What to do: Repeat the whole listing below, word for word.

- - -

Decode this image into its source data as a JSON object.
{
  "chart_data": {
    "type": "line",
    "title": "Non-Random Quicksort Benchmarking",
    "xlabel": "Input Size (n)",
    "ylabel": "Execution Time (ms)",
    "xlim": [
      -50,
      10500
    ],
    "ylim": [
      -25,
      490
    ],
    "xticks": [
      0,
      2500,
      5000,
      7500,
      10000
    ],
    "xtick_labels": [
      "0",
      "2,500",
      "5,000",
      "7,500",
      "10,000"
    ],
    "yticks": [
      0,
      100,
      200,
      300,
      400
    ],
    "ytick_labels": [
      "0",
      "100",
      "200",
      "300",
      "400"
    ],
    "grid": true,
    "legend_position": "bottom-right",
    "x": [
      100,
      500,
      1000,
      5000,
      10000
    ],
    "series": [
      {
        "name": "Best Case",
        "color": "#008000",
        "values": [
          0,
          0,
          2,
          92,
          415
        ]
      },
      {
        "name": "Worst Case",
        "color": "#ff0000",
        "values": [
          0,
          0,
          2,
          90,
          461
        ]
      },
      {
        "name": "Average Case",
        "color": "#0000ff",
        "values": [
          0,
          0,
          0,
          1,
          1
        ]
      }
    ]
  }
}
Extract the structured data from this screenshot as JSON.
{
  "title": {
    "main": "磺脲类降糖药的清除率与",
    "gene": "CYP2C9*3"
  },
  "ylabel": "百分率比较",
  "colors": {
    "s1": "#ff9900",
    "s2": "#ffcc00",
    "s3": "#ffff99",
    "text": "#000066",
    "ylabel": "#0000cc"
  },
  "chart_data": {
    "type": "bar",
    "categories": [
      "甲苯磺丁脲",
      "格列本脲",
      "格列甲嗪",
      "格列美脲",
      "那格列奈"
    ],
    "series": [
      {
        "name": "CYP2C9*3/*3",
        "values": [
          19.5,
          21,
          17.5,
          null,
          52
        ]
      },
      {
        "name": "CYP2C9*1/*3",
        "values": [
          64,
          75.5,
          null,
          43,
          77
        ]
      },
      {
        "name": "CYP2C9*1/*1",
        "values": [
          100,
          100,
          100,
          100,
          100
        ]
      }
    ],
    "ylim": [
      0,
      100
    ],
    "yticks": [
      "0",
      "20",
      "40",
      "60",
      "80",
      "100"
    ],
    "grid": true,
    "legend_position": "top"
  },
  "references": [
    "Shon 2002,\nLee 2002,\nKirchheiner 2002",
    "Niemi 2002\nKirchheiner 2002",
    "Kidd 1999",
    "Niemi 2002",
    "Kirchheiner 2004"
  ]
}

- - -

Exercise answer:
Decode this image into its source data as a JSON object.
{
  "chart_data": {
    "type": "line",
    "title": "Non-Random Quicksort Benchmarking",
    "xlabel": "Input Size (n)",
    "ylabel": "Execution Time (ms)",
    "xlim": [
      -50,
      10500
    ],
    "ylim": [
      -25,
      490
    ],
    "xticks": [
      0,
      2500,
      5000,
      7500,
      10000
    ],
    "xtick_labels": [
      "0",
      "2,500",
      "5,000",
      "7,500",
      "10,000"
    ],
    "yticks": [
      0,
      100,
      200,
      300,
      400
    ],
    "ytick_labels": [
      "0",
      "100",
      "200",
      "300",
      "400"
    ],
    "grid": true,
    "legend_position": "bottom-right",
    "x": [
      100,
      500,
      1000,
      5000,
      10000
    ],
    "series": [
      {
        "name": "Best Case",
        "color": "#008000",
        "values": [
          0,
          0,
          2,
          92,
          415
        ]
      },
      {
        "name": "Worst Case",
        "color": "#ff0000",
        "values": [
          0,
          0,
          2,
          90,
          461
        ]
      },
      {
        "name": "Average Case",
        "color": "#0000ff",
        "values": [
          0,
          0,
          0,
          1,
          1
        ]
      }
    ]
  }
}
Extract the structured data from this screenshot as JSON.
{
  "title": {
    "main": "磺脲类降糖药的清除率与",
    "gene": "CYP2C9*3"
  },
  "ylabel": "百分率比较",
  "colors": {
    "s1": "#ff9900",
    "s2": "#ffcc00",
    "s3": "#ffff99",
    "text": "#000066",
    "ylabel": "#0000cc"
  },
  "chart_data": {
    "type": "bar",
    "categories": [
      "甲苯磺丁脲",
      "格列本脲",
      "格列甲嗪",
      "格列美脲",
      "那格列奈"
    ],
    "series": [
      {
        "name": "CYP2C9*3/*3",
        "values": [
          19.5,
          21,
          17.5,
          null,
          52
        ]
      },
      {
        "name": "CYP2C9*1/*3",
        "values": [
          64,
          75.5,
          null,
          43,
          77
        ]
      },
      {
        "name": "CYP2C9*1/*1",
        "values": [
          100,
          100,
          100,
          100,
          100
        ]
      }
    ],
    "ylim": [
      0,
      100
    ],
    "yticks": [
      "0",
      "20",
      "40",
      "60",
      "80",
      "100"
    ],
    "grid": true,
    "legend_position": "top"
  },
  "references": [
    "Shon 2002,\nLee 2002,\nKirchheiner 2002",
    "Niemi 2002\nKirchheiner 2002",
    "Kidd 1999",
    "Niemi 2002",
    "Kirchheiner 2004"
  ]
}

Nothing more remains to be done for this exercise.